Exercise data:
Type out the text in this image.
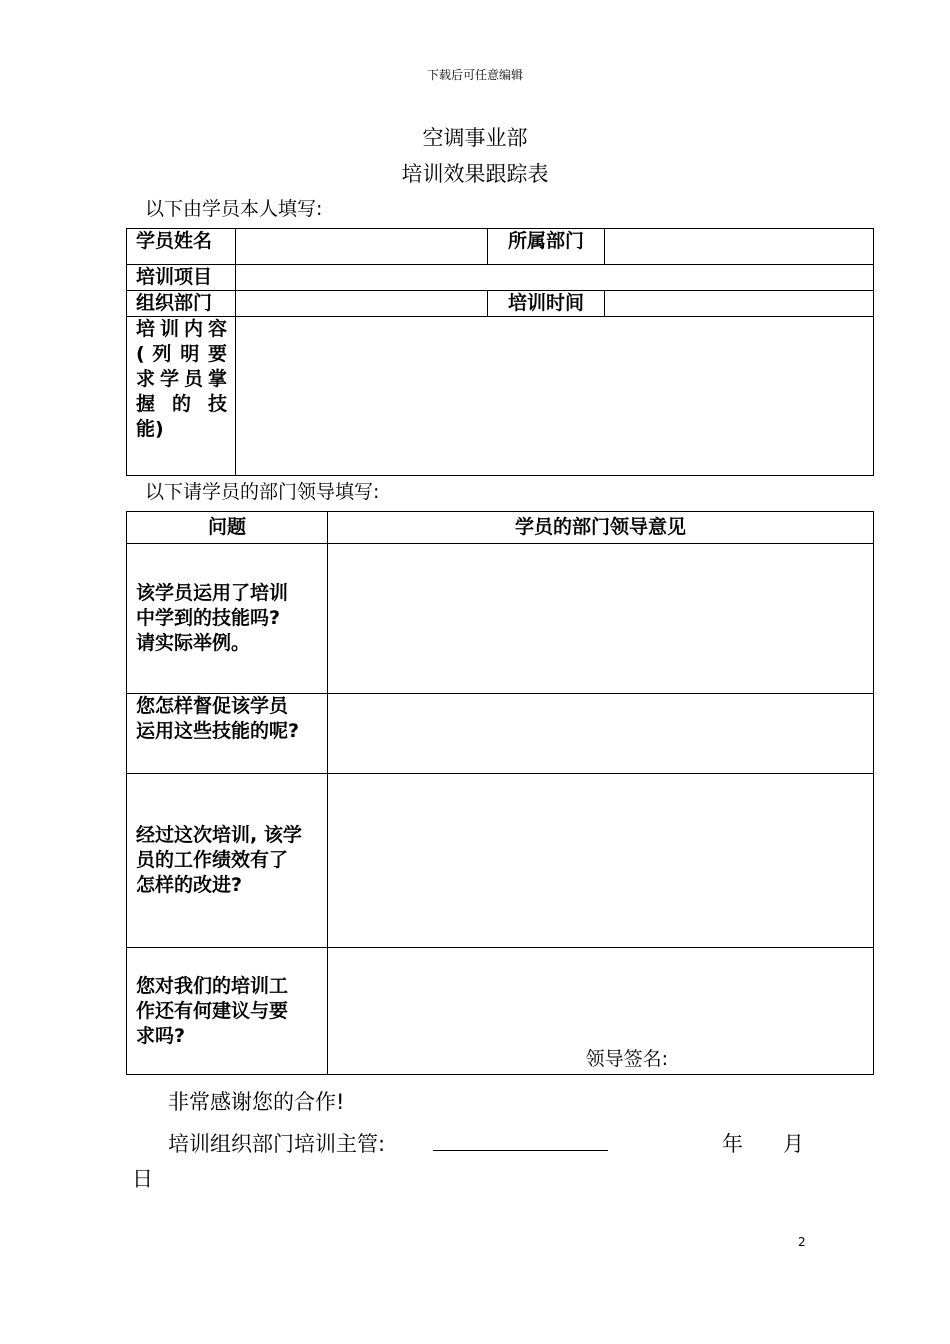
下载后可任意编辑
空调事业部
培训效果跟踪表
以下由学员本人填写:
学员姓名		所属部门	
培训项目			
组织部门		培训时间	

培训内容
( 列 明 要
求学员掌
握 的 技
能)			

以下请学员的部门领导填写:
问题	学员的部门领导意见

该学员运用了培训
中学到的技能吗?
请实际举例。	

您怎样督促该学员
运用这些技能的呢?	

经过这次培训, 该学
员的工作绩效有了
怎样的改进?	

您对我们的培训工
作还有何建议与要
求吗?	领导签名:
非常感谢您的合作!
培训组织部门培训主管:	年 月
日
2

What the exercise asks:
Write out the listing above exactly as it stands, pictures excluded.

Result for this exercise:
Type out the text in this image.
下载后可任意编辑
空调事业部
培训效果跟踪表
以下由学员本人填写:
学员姓名		所属部门	
培训项目			
组织部门		培训时间	

培训内容
( 列 明 要
求学员掌
握 的 技
能)			

以下请学员的部门领导填写:
问题	学员的部门领导意见

该学员运用了培训
中学到的技能吗?
请实际举例。	

您怎样督促该学员
运用这些技能的呢?	

经过这次培训, 该学
员的工作绩效有了
怎样的改进?	

您对我们的培训工
作还有何建议与要
求吗?	领导签名:
非常感谢您的合作!
培训组织部门培训主管:	年 月
日
2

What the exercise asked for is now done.